### Exercise requirements
Take every line from the listing below that includes "Separát" and copy it.
# Start of Records provided
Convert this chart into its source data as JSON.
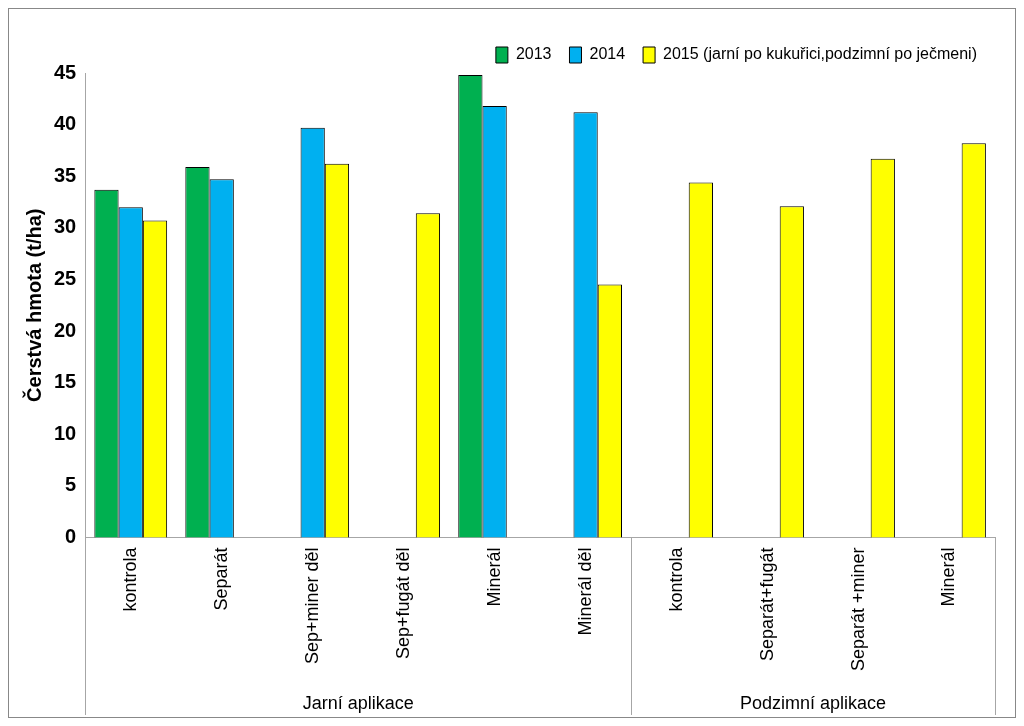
{
  "chart_data": {
    "type": "bar",
    "ylabel": "Čerstvá hmota (t/ha)",
    "categories": [
      "kontrola",
      "Separát",
      "Sep+miner děl",
      "Sep+fugát děl",
      "Minerál",
      "Minerál děl",
      "kontrola",
      "Separát+fugát",
      "Separát +miner",
      "Minerál"
    ],
    "series": [
      {
        "name": "2013",
        "color": "#00b050",
        "values": [
          33.7,
          35.9,
          null,
          null,
          44.8,
          null,
          null,
          null,
          null,
          null
        ]
      },
      {
        "name": "2014",
        "color": "#00b0f0",
        "values": [
          32.0,
          34.7,
          39.7,
          null,
          41.8,
          41.2,
          null,
          null,
          null,
          null
        ]
      },
      {
        "name": "2015 (jarní po kukuřici,podzimní po ječmeni)",
        "color": "#ffff00",
        "values": [
          30.7,
          null,
          36.2,
          31.4,
          null,
          24.5,
          34.4,
          32.1,
          36.7,
          38.2
        ]
      }
    ],
    "ylim": [
      0,
      45
    ],
    "yticks": [
      0,
      5,
      10,
      15,
      20,
      25,
      30,
      35,
      40,
      45
    ],
    "grid": false,
    "legend": "top right",
    "annotations": [
      "Jarní aplikace",
      "Podzimní aplikace"
    ]
  }
}
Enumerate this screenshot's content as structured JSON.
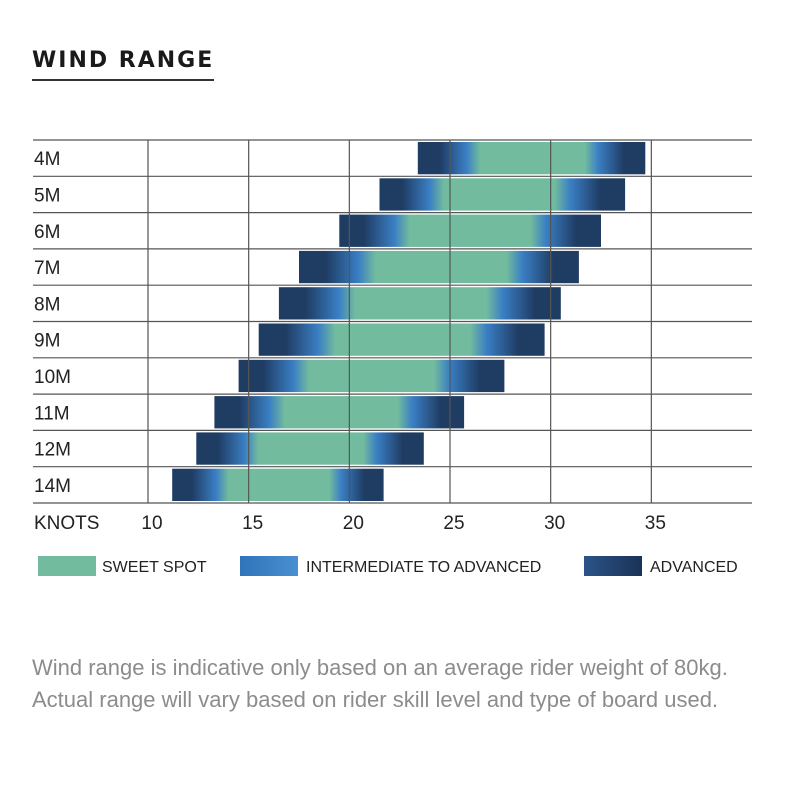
{
  "page": {
    "title": "WIND RANGE",
    "note": "Wind range is indicative only based on an average rider weight of 80kg. Actual range will vary based on rider skill level and type of board used."
  },
  "chart_data": {
    "type": "bar",
    "orientation": "horizontal-range",
    "title": "WIND RANGE",
    "xlabel": "KNOTS",
    "xlim": [
      10,
      40
    ],
    "xticks": [
      10,
      15,
      20,
      25,
      30,
      35
    ],
    "grid": true,
    "legend_position": "bottom",
    "colors": {
      "sweet": "#72bb9e",
      "intermediate": "#3a7fc4",
      "advanced": "#1f3c63",
      "grid": "#555555"
    },
    "series": [
      {
        "name": "SWEET SPOT"
      },
      {
        "name": "INTERMEDIATE TO ADVANCED"
      },
      {
        "name": "ADVANCED"
      }
    ],
    "categories": [
      "4M",
      "5M",
      "6M",
      "7M",
      "8M",
      "9M",
      "10M",
      "11M",
      "12M",
      "14M"
    ],
    "ranges": [
      {
        "size": "4M",
        "min": 23.4,
        "sweet_start": 26.5,
        "sweet_end": 31.7,
        "max": 34.7
      },
      {
        "size": "5M",
        "min": 21.5,
        "sweet_start": 24.7,
        "sweet_end": 30.2,
        "max": 33.7
      },
      {
        "size": "6M",
        "min": 19.5,
        "sweet_start": 23.0,
        "sweet_end": 29.0,
        "max": 32.5
      },
      {
        "size": "7M",
        "min": 17.5,
        "sweet_start": 21.3,
        "sweet_end": 27.8,
        "max": 31.4
      },
      {
        "size": "8M",
        "min": 16.5,
        "sweet_start": 20.3,
        "sweet_end": 26.8,
        "max": 30.5
      },
      {
        "size": "9M",
        "min": 15.5,
        "sweet_start": 19.3,
        "sweet_end": 26.0,
        "max": 29.7
      },
      {
        "size": "10M",
        "min": 14.5,
        "sweet_start": 18.0,
        "sweet_end": 24.2,
        "max": 27.7
      },
      {
        "size": "11M",
        "min": 13.3,
        "sweet_start": 16.8,
        "sweet_end": 22.4,
        "max": 25.7
      },
      {
        "size": "12M",
        "min": 12.4,
        "sweet_start": 15.5,
        "sweet_end": 20.7,
        "max": 23.7
      },
      {
        "size": "14M",
        "min": 11.2,
        "sweet_start": 14.0,
        "sweet_end": 19.0,
        "max": 21.7
      }
    ]
  }
}
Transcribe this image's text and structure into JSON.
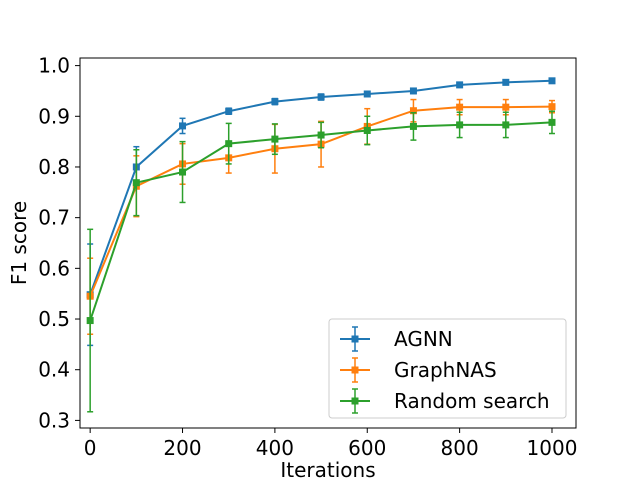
{
  "chart_data": {
    "type": "line",
    "title": "",
    "xlabel": "Iterations",
    "ylabel": "F1 score",
    "xlim": [
      -22,
      1052
    ],
    "ylim": [
      0.285,
      1.015
    ],
    "xticks": [
      0,
      200,
      400,
      600,
      800,
      1000
    ],
    "xtick_labels": [
      "0",
      "200",
      "400",
      "600",
      "800",
      "1000"
    ],
    "yticks": [
      0.3,
      0.4,
      0.5,
      0.6,
      0.7,
      0.8,
      0.9,
      1.0
    ],
    "ytick_labels": [
      "0.3",
      "0.4",
      "0.5",
      "0.6",
      "0.7",
      "0.8",
      "0.9",
      "1.0"
    ],
    "grid": false,
    "legend_position": "lower-right",
    "x": [
      0,
      100,
      200,
      300,
      400,
      500,
      600,
      700,
      800,
      900,
      1000
    ],
    "series": [
      {
        "name": "AGNN",
        "color": "#1f77b4",
        "values": [
          0.548,
          0.8,
          0.881,
          0.91,
          0.929,
          0.938,
          0.944,
          0.95,
          0.962,
          0.967,
          0.97
        ],
        "errors": [
          0.1,
          0.04,
          0.015,
          0.006,
          0.006,
          0.006,
          0.005,
          0.005,
          0.005,
          0.005,
          0.004
        ]
      },
      {
        "name": "GraphNAS",
        "color": "#ff7f0e",
        "values": [
          0.545,
          0.762,
          0.806,
          0.818,
          0.836,
          0.845,
          0.88,
          0.911,
          0.918,
          0.918,
          0.919
        ],
        "errors": [
          0.075,
          0.06,
          0.04,
          0.03,
          0.048,
          0.045,
          0.035,
          0.022,
          0.015,
          0.015,
          0.012
        ]
      },
      {
        "name": "Random search",
        "color": "#2ca02c",
        "values": [
          0.497,
          0.769,
          0.79,
          0.846,
          0.855,
          0.863,
          0.872,
          0.88,
          0.883,
          0.883,
          0.888
        ],
        "errors": [
          0.18,
          0.065,
          0.06,
          0.04,
          0.03,
          0.025,
          0.028,
          0.027,
          0.025,
          0.025,
          0.022
        ]
      }
    ]
  }
}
# End of Records provided
### Result of the task
      "Separát",
      "Separát+fugát",
      "Separát +miner",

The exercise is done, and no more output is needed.